Part of a data file:
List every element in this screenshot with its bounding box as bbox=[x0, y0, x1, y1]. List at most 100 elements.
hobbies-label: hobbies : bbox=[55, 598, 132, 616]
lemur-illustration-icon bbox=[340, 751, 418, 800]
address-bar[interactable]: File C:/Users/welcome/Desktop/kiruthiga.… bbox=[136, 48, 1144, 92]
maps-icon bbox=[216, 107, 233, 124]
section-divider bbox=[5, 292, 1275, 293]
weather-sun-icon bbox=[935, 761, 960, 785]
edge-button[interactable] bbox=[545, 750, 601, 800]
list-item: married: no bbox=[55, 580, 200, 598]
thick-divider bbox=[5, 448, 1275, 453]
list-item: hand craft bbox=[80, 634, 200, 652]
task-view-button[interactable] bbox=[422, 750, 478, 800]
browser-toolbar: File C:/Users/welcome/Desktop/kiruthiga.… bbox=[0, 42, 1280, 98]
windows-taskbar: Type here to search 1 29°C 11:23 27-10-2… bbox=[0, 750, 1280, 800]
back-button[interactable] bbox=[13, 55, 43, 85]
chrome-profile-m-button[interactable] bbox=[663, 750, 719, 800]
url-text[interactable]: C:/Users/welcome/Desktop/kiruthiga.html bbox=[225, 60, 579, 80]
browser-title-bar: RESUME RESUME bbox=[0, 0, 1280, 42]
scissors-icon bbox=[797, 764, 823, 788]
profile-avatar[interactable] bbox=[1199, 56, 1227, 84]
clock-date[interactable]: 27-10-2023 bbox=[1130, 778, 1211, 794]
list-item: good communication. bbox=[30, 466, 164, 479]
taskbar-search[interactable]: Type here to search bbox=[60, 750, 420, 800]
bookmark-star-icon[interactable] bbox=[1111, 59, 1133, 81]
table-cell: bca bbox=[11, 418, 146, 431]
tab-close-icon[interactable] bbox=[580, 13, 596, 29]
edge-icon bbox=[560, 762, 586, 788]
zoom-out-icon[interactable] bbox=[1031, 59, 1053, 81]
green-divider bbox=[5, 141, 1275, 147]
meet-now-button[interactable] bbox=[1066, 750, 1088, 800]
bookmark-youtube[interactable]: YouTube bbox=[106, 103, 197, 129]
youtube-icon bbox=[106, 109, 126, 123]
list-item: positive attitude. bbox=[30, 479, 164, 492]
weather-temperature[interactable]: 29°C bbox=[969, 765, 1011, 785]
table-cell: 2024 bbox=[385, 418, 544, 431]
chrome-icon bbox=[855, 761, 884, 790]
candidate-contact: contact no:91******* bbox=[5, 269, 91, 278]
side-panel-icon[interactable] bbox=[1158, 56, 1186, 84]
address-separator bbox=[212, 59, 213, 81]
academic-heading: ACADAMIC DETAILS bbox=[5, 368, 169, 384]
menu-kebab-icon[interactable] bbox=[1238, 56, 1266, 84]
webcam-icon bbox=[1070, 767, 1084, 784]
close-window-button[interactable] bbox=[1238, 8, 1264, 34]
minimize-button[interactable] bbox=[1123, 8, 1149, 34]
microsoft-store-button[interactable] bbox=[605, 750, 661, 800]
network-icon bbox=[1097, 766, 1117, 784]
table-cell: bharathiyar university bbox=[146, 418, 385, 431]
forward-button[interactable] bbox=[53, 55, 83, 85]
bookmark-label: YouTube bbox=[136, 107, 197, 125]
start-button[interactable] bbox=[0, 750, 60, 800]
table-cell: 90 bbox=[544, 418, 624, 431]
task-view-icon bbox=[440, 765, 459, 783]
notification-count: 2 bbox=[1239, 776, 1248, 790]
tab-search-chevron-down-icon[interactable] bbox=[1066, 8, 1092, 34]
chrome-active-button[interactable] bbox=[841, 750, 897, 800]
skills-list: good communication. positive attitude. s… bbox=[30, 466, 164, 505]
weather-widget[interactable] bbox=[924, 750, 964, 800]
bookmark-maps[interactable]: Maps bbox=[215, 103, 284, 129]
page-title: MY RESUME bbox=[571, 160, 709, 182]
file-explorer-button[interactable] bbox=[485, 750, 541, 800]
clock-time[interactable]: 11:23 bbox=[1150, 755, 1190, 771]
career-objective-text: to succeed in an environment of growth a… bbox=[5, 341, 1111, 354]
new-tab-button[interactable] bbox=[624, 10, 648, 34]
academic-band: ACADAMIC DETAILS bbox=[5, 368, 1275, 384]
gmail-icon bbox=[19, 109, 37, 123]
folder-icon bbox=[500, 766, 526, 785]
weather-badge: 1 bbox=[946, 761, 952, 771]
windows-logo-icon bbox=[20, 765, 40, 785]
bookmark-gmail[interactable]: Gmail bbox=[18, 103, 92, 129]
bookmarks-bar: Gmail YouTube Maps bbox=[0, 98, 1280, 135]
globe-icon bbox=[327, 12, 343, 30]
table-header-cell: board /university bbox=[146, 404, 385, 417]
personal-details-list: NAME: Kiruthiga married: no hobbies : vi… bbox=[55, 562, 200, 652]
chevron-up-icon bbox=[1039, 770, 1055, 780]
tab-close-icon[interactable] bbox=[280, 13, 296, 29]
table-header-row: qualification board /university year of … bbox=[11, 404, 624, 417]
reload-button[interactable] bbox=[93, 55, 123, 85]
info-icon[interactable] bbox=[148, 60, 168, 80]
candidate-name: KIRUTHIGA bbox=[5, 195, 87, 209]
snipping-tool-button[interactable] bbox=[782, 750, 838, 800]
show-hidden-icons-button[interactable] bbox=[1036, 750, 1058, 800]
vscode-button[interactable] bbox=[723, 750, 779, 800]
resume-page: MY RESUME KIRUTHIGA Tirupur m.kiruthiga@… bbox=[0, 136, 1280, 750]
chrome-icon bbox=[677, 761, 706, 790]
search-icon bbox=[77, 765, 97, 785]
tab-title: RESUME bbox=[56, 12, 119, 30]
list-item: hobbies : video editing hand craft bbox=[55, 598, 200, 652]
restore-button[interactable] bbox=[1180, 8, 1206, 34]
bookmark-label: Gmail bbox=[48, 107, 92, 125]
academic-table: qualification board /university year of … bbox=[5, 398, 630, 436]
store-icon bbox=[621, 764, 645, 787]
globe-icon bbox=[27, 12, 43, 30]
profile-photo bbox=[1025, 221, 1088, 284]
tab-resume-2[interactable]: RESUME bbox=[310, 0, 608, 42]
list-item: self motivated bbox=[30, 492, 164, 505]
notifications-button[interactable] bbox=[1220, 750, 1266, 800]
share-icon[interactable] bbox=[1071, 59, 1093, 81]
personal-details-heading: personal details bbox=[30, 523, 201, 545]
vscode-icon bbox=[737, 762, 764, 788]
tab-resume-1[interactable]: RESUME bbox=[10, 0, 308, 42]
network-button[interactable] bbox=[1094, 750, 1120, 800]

» **Your task**: Reproduce the records with "list-item" swapped for "list-entry" everywhere it occurs, changing nothing else.

» **Task solution**:
List every element in this screenshot with its bounding box as bbox=[x0, y0, x1, y1]. List at most 100 elements.
hobbies-label: hobbies : bbox=[55, 598, 132, 616]
lemur-illustration-icon bbox=[340, 751, 418, 800]
address-bar[interactable]: File C:/Users/welcome/Desktop/kiruthiga.… bbox=[136, 48, 1144, 92]
maps-icon bbox=[216, 107, 233, 124]
section-divider bbox=[5, 292, 1275, 293]
weather-sun-icon bbox=[935, 761, 960, 785]
edge-button[interactable] bbox=[545, 750, 601, 800]
list-entry: married: no bbox=[55, 580, 200, 598]
thick-divider bbox=[5, 448, 1275, 453]
list-entry: hand craft bbox=[80, 634, 200, 652]
task-view-button[interactable] bbox=[422, 750, 478, 800]
browser-toolbar: File C:/Users/welcome/Desktop/kiruthiga.… bbox=[0, 42, 1280, 98]
windows-taskbar: Type here to search 1 29°C 11:23 27-10-2… bbox=[0, 750, 1280, 800]
back-button[interactable] bbox=[13, 55, 43, 85]
chrome-profile-m-button[interactable] bbox=[663, 750, 719, 800]
url-text[interactable]: C:/Users/welcome/Desktop/kiruthiga.html bbox=[225, 60, 579, 80]
browser-title-bar: RESUME RESUME bbox=[0, 0, 1280, 42]
scissors-icon bbox=[797, 764, 823, 788]
profile-avatar[interactable] bbox=[1199, 56, 1227, 84]
clock-date[interactable]: 27-10-2023 bbox=[1130, 778, 1211, 794]
list-entry: good communication. bbox=[30, 466, 164, 479]
taskbar-search[interactable]: Type here to search bbox=[60, 750, 420, 800]
bookmark-star-icon[interactable] bbox=[1111, 59, 1133, 81]
table-cell: bca bbox=[11, 418, 146, 431]
tab-close-icon[interactable] bbox=[580, 13, 596, 29]
edge-icon bbox=[560, 762, 586, 788]
zoom-out-icon[interactable] bbox=[1031, 59, 1053, 81]
green-divider bbox=[5, 141, 1275, 147]
meet-now-button[interactable] bbox=[1066, 750, 1088, 800]
bookmark-youtube[interactable]: YouTube bbox=[106, 103, 197, 129]
youtube-icon bbox=[106, 109, 126, 123]
list-entry: positive attitude. bbox=[30, 479, 164, 492]
weather-temperature[interactable]: 29°C bbox=[969, 765, 1011, 785]
table-cell: 2024 bbox=[385, 418, 544, 431]
chrome-icon bbox=[855, 761, 884, 790]
candidate-contact: contact no:91******* bbox=[5, 269, 91, 278]
side-panel-icon[interactable] bbox=[1158, 56, 1186, 84]
address-separator bbox=[212, 59, 213, 81]
academic-heading: ACADAMIC DETAILS bbox=[5, 368, 169, 384]
menu-kebab-icon[interactable] bbox=[1238, 56, 1266, 84]
webcam-icon bbox=[1070, 767, 1084, 784]
close-window-button[interactable] bbox=[1238, 8, 1264, 34]
minimize-button[interactable] bbox=[1123, 8, 1149, 34]
microsoft-store-button[interactable] bbox=[605, 750, 661, 800]
network-icon bbox=[1097, 766, 1117, 784]
table-cell: bharathiyar university bbox=[146, 418, 385, 431]
forward-button[interactable] bbox=[53, 55, 83, 85]
bookmark-label: YouTube bbox=[136, 107, 197, 125]
start-button[interactable] bbox=[0, 750, 60, 800]
table-cell: 90 bbox=[544, 418, 624, 431]
task-view-icon bbox=[440, 765, 459, 783]
notification-count: 2 bbox=[1239, 776, 1248, 790]
tab-search-chevron-down-icon[interactable] bbox=[1066, 8, 1092, 34]
chrome-active-button[interactable] bbox=[841, 750, 897, 800]
skills-list: good communication. positive attitude. s… bbox=[30, 466, 164, 505]
weather-widget[interactable] bbox=[924, 750, 964, 800]
bookmark-maps[interactable]: Maps bbox=[215, 103, 284, 129]
page-title: MY RESUME bbox=[571, 160, 709, 182]
file-explorer-button[interactable] bbox=[485, 750, 541, 800]
clock-time[interactable]: 11:23 bbox=[1150, 755, 1190, 771]
career-objective-text: to succeed in an environment of growth a… bbox=[5, 341, 1111, 354]
new-tab-button[interactable] bbox=[624, 10, 648, 34]
academic-band: ACADAMIC DETAILS bbox=[5, 368, 1275, 384]
gmail-icon bbox=[19, 109, 37, 123]
folder-icon bbox=[500, 766, 526, 785]
weather-badge: 1 bbox=[946, 761, 952, 771]
windows-logo-icon bbox=[20, 765, 40, 785]
bookmark-gmail[interactable]: Gmail bbox=[18, 103, 92, 129]
bookmarks-bar: Gmail YouTube Maps bbox=[0, 98, 1280, 135]
globe-icon bbox=[327, 12, 343, 30]
table-header-cell: board /university bbox=[146, 404, 385, 417]
personal-details-list: NAME: Kiruthiga married: no hobbies : vi… bbox=[55, 562, 200, 652]
chevron-up-icon bbox=[1039, 770, 1055, 780]
tab-close-icon[interactable] bbox=[280, 13, 296, 29]
table-header-row: qualification board /university year of … bbox=[11, 404, 624, 417]
reload-button[interactable] bbox=[93, 55, 123, 85]
info-icon[interactable] bbox=[148, 60, 168, 80]
candidate-name: KIRUTHIGA bbox=[5, 195, 87, 209]
snipping-tool-button[interactable] bbox=[782, 750, 838, 800]
show-hidden-icons-button[interactable] bbox=[1036, 750, 1058, 800]
vscode-button[interactable] bbox=[723, 750, 779, 800]
resume-page: MY RESUME KIRUTHIGA Tirupur m.kiruthiga@… bbox=[0, 136, 1280, 750]
chrome-icon bbox=[677, 761, 706, 790]
search-icon bbox=[77, 765, 97, 785]
tab-title: RESUME bbox=[56, 12, 119, 30]
list-entry: hobbies : video editing hand craft bbox=[55, 598, 200, 652]
restore-button[interactable] bbox=[1180, 8, 1206, 34]
bookmark-label: Gmail bbox=[48, 107, 92, 125]
academic-table: qualification board /university year of … bbox=[5, 398, 630, 436]
store-icon bbox=[621, 764, 645, 787]
globe-icon bbox=[27, 12, 43, 30]
profile-photo bbox=[1025, 221, 1088, 284]
tab-resume-2[interactable]: RESUME bbox=[310, 0, 608, 42]
list-entry: self motivated bbox=[30, 492, 164, 505]
notifications-button[interactable] bbox=[1220, 750, 1266, 800]
share-icon[interactable] bbox=[1071, 59, 1093, 81]
personal-details-heading: personal details bbox=[30, 523, 201, 545]
vscode-icon bbox=[737, 762, 764, 788]
tab-resume-1[interactable]: RESUME bbox=[10, 0, 308, 42]
network-button[interactable] bbox=[1094, 750, 1120, 800]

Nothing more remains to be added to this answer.